Information supplied →
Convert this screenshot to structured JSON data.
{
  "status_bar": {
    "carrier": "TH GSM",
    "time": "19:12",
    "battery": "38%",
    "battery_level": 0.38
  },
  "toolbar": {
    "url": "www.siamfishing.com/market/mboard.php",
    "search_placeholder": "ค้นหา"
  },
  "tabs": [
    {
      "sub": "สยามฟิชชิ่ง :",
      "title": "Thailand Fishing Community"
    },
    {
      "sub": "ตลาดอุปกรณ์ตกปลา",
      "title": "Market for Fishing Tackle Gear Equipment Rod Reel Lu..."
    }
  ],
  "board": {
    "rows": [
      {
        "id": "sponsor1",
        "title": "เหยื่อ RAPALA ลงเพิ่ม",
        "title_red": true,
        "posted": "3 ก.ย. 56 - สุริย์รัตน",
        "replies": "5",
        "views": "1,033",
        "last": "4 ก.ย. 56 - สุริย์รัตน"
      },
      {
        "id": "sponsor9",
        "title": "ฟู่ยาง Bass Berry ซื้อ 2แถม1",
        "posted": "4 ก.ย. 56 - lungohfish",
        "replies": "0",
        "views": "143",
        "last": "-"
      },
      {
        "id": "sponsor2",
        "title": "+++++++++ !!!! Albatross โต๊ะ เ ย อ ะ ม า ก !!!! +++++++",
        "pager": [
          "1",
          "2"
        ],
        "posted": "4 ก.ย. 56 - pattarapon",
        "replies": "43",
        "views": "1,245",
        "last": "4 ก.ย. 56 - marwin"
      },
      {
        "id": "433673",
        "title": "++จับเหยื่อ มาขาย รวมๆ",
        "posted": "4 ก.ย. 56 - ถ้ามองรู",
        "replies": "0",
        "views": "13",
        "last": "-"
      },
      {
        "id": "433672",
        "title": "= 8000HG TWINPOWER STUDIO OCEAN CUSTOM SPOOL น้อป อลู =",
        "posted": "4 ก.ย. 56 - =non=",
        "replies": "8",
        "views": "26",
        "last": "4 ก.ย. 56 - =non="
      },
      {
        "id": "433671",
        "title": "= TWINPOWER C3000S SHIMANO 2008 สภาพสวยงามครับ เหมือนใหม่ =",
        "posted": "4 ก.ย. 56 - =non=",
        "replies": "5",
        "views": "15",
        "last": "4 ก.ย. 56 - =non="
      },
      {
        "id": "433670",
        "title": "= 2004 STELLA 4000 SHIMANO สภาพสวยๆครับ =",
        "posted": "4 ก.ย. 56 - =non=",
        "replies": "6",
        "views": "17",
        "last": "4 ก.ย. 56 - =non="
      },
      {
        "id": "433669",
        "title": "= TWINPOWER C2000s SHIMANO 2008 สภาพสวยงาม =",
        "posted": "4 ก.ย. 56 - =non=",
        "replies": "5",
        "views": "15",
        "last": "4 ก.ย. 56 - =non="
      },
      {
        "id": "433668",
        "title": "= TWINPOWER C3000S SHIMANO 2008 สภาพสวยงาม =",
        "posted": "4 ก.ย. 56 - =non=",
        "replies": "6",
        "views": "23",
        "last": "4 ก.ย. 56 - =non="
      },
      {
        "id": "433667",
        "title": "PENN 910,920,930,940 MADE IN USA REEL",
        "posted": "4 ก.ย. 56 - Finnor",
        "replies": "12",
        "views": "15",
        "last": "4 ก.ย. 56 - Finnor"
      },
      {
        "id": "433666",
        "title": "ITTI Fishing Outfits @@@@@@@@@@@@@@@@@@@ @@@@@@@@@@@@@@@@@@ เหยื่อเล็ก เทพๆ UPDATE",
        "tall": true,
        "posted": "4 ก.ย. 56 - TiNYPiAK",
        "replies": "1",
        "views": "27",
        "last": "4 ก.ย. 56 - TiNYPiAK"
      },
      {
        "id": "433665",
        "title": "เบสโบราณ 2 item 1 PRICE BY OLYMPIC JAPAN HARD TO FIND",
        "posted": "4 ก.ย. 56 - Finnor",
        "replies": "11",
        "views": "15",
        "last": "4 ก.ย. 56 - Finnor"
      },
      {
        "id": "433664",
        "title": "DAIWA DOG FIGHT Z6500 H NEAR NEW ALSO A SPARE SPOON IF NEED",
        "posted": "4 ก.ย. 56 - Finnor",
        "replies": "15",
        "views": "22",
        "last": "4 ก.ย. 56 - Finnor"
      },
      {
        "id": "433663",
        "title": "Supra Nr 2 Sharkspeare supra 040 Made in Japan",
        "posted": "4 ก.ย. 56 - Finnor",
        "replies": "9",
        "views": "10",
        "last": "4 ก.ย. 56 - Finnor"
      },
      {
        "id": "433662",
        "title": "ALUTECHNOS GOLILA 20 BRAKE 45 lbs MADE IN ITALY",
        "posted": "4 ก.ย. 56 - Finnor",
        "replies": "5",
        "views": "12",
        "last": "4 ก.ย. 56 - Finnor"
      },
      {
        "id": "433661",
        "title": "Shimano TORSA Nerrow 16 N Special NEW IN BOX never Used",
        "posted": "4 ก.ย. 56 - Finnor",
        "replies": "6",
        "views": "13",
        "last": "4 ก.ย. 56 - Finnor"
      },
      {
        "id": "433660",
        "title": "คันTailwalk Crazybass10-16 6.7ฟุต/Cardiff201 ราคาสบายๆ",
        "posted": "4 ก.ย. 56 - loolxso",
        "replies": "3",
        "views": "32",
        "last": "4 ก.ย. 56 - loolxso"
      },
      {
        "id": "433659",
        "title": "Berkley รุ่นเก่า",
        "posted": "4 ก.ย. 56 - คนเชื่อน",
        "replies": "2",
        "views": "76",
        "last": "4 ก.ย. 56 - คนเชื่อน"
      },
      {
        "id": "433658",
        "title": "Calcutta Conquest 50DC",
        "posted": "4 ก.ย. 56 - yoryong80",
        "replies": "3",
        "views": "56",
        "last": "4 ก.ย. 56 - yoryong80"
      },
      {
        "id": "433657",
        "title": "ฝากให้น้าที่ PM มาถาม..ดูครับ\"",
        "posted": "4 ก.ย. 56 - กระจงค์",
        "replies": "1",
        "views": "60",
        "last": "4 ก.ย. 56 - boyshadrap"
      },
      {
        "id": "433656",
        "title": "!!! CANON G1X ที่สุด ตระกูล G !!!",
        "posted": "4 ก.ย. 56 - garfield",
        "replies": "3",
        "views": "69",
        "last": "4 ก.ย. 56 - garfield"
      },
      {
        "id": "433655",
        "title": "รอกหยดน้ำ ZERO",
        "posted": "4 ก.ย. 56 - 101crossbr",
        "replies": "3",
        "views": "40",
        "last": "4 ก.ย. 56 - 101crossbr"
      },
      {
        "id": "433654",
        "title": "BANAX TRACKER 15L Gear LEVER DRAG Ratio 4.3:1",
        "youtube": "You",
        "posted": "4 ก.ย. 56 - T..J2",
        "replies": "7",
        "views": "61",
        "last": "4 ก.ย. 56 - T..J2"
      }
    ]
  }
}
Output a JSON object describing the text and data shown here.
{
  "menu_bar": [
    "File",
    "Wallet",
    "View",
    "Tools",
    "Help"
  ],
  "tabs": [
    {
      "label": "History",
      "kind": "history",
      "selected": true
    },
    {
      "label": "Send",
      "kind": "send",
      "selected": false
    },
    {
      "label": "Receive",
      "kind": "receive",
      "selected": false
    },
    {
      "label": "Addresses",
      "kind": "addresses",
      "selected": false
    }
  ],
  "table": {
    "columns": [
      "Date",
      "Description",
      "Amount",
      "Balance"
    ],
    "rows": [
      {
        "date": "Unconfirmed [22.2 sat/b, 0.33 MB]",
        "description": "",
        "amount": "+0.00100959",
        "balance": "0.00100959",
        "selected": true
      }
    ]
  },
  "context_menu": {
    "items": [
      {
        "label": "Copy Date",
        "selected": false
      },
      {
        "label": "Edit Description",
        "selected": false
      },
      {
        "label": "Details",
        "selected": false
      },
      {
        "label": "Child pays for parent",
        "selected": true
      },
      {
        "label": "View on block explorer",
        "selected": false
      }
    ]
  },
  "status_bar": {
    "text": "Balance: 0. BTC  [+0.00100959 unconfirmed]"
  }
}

What is being asked →
Exactly reproduce the lines beginning with the one that contains "Output a JSON" and ending with the last line of the material, both included. Leave out everything else.

Reply to the task →
Output a JSON object describing the text and data shown here.
{
  "menu_bar": [
    "File",
    "Wallet",
    "View",
    "Tools",
    "Help"
  ],
  "tabs": [
    {
      "label": "History",
      "kind": "history",
      "selected": true
    },
    {
      "label": "Send",
      "kind": "send",
      "selected": false
    },
    {
      "label": "Receive",
      "kind": "receive",
      "selected": false
    },
    {
      "label": "Addresses",
      "kind": "addresses",
      "selected": false
    }
  ],
  "table": {
    "columns": [
      "Date",
      "Description",
      "Amount",
      "Balance"
    ],
    "rows": [
      {
        "date": "Unconfirmed [22.2 sat/b, 0.33 MB]",
        "description": "",
        "amount": "+0.00100959",
        "balance": "0.00100959",
        "selected": true
      }
    ]
  },
  "context_menu": {
    "items": [
      {
        "label": "Copy Date",
        "selected": false
      },
      {
        "label": "Edit Description",
        "selected": false
      },
      {
        "label": "Details",
        "selected": false
      },
      {
        "label": "Child pays for parent",
        "selected": true
      },
      {
        "label": "View on block explorer",
        "selected": false
      }
    ]
  },
  "status_bar": {
    "text": "Balance: 0. BTC  [+0.00100959 unconfirmed]"
  }
}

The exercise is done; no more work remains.